褒めることは本当に正解?ほめ上手を目指さなくていい人間関係の話
「ほめ上手になろう」
そんな言葉を耳にすることがあります。
職場でも、家庭でも、学校でも、
褒めることはポジティブな
コミュニケーションだとされています。
けれど実際には、
良かれと思ってかけた言葉が、
どこか距離を生んでしまうこともあります。
褒めることは、
本当にいつも、相手に喜ばれているのでしょうか。
この記事では、
人との距離を縮めようとして使った「ほめる」という行為が、
どんなふうに人間関係に影響しているのかを整理していきます。
褒め言葉は関係性で受け取られる|立場と距離が影響する理由
褒め言葉は、
内容だけで決まるものではありません。
- 誰から言われたのか
- どんな立場で言われたのか
- どんな距離感の相手なのか
同じ言葉でも、
どんな関係性の中で使われたかによって、
受け取られ方は大きく変わります。

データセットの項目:
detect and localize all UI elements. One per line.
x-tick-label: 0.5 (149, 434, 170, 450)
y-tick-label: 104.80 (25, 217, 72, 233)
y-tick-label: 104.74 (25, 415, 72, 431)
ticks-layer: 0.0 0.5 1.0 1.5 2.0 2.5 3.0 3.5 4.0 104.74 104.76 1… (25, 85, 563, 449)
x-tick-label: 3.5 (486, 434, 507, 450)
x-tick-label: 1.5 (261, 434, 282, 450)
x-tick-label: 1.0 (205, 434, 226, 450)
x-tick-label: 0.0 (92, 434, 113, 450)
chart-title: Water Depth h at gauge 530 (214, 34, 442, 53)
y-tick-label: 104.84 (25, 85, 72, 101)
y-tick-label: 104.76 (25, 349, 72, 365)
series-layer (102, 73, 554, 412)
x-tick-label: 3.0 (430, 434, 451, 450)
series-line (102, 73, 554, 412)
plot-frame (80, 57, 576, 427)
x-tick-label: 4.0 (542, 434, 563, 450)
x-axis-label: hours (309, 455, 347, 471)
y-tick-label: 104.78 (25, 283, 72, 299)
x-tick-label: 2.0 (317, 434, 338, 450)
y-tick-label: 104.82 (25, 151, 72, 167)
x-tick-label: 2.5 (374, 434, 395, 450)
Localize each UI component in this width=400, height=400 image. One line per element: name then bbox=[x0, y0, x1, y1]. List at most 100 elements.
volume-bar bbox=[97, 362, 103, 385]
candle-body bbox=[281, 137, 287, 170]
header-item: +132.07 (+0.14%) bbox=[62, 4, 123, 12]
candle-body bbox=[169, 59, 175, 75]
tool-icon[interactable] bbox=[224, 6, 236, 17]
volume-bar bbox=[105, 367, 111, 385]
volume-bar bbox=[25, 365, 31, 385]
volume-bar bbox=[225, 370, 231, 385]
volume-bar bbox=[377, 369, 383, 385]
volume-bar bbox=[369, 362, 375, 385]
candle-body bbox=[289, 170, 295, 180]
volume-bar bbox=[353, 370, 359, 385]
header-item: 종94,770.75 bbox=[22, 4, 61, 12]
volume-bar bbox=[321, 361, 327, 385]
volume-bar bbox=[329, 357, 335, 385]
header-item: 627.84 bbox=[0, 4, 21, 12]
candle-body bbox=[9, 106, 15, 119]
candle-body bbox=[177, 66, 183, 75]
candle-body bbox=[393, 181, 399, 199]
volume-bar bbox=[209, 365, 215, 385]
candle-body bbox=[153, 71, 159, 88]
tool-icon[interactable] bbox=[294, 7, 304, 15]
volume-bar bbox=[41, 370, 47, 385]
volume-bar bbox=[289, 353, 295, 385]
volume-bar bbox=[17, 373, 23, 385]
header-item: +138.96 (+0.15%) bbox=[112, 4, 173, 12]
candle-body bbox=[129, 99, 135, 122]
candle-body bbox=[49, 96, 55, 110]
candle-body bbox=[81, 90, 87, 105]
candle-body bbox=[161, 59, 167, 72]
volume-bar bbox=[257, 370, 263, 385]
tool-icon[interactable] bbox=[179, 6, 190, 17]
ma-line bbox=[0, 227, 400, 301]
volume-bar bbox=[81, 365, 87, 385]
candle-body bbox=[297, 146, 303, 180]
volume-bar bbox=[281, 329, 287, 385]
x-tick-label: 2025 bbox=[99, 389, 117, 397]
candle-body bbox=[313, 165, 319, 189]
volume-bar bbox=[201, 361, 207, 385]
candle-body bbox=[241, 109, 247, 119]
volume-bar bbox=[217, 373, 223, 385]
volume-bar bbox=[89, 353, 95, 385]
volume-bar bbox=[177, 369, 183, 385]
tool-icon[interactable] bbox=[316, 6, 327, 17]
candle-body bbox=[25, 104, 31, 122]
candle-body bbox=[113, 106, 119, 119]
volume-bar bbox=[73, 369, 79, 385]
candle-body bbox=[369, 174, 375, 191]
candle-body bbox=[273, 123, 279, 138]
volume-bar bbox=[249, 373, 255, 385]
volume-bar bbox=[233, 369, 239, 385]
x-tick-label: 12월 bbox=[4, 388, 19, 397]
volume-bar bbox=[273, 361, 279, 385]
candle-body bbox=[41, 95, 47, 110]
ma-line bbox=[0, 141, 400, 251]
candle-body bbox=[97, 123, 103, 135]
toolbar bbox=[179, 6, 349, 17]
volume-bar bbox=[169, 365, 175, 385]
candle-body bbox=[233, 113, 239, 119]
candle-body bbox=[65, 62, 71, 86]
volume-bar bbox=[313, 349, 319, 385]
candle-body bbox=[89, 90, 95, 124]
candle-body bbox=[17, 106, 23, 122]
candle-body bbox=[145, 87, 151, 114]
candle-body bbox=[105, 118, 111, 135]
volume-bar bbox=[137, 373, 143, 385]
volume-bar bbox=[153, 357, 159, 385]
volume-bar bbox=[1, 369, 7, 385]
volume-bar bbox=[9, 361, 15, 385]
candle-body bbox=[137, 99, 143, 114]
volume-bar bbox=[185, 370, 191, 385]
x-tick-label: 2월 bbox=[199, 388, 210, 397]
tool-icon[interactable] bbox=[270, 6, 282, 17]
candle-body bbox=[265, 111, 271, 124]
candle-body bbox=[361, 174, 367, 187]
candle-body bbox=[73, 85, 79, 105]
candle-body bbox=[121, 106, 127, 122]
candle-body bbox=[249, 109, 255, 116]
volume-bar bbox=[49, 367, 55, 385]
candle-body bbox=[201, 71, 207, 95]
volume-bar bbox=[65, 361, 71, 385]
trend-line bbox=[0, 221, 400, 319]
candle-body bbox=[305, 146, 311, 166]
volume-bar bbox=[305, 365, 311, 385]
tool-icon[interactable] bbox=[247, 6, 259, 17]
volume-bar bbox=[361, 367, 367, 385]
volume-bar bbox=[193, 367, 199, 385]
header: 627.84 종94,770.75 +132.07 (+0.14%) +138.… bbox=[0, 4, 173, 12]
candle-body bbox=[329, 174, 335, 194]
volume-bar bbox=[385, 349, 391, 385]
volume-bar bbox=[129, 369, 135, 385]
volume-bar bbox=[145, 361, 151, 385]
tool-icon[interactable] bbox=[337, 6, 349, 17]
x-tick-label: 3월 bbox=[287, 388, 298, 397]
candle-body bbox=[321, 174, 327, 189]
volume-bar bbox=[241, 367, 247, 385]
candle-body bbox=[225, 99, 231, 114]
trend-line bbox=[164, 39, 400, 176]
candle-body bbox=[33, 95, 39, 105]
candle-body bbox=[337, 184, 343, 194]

▶ _練習問題 A_
褒め言葉についての文章を読んで、次の問いに答えてください。
(i) 職場や家庭、学校で、褒めることはどんなものだとされていますか。
(ii) 良かれと思ってかけた言葉は、何を生んでしまうことがあると書かれていますか。
(iii) 褒め言葉の受け取られ方にかかわる点として、箇条書きで挙げられている三つは何ですか。
▶ _練習問題 B_
褒め言葉についての文章にある「同じ言葉でも、どんな関係性の中で使われたかによって、受け取られ方は大きく変わります。」という一文を英語に訳してください。
▶ _練習問題 C_
褒め言葉についての文章を、最後の文のあとから書き進めてください。

▶ _解答 A_
(i) ポジティブなコミュニケーション
(ii) どこか距離
(iii) 誰から言われたのか、どんな立場で言われたのか、どんな距離感の相手なのか

▶ _解答 B_
Even the same words can be received very differently depending on the kind of relationship in which they are used.

▶ _解答 C_
たとえば、関係性によって、
相手に残りやすい印象には違いがあります。
力関係がはっきりしている場合
(上司・先輩・影響力のある相手に対して、
関係を意識しながら褒めたときの印象)
- 評価されたように感じる
- 立場を意識させられる
- どう返せばいいかを考えてしまう
- 言葉そのものより、意図を探してしまう
立場を意識しなくていい関係
立場や役割を意識せず、
思ったことをそのまま返せる相手との会話では、
同じ言葉でも、
評価や駆け引きとしては受け取られにくいです。
距離がまだ定まっていない関係
- 距離を急に詰められた印象になる
- 関係の前提が合っていない感じが残る
- 安心よりも警戒が先に立つことがある
このように、
関係性の前提が違えば、
同じ言葉でも、
受け取る側にかかる負荷が変わります。
褒める代わりにできること|評価せずに気持ちを伝える方法
褒めなくても、
関係を壊さず、
気持ちを伝える方法はあります。
たとえば、
- 「ありがとうございます」
- 「助かりました」
- 「うれしかったです」
これらは評価ではなく、
感謝や気持ちをそのまま伝える言葉です。
ただし、
こうした言葉も無制限に使えばいいわけではありません。
「ありがとう」や「うれしいです」は、
影響の少ない言葉です。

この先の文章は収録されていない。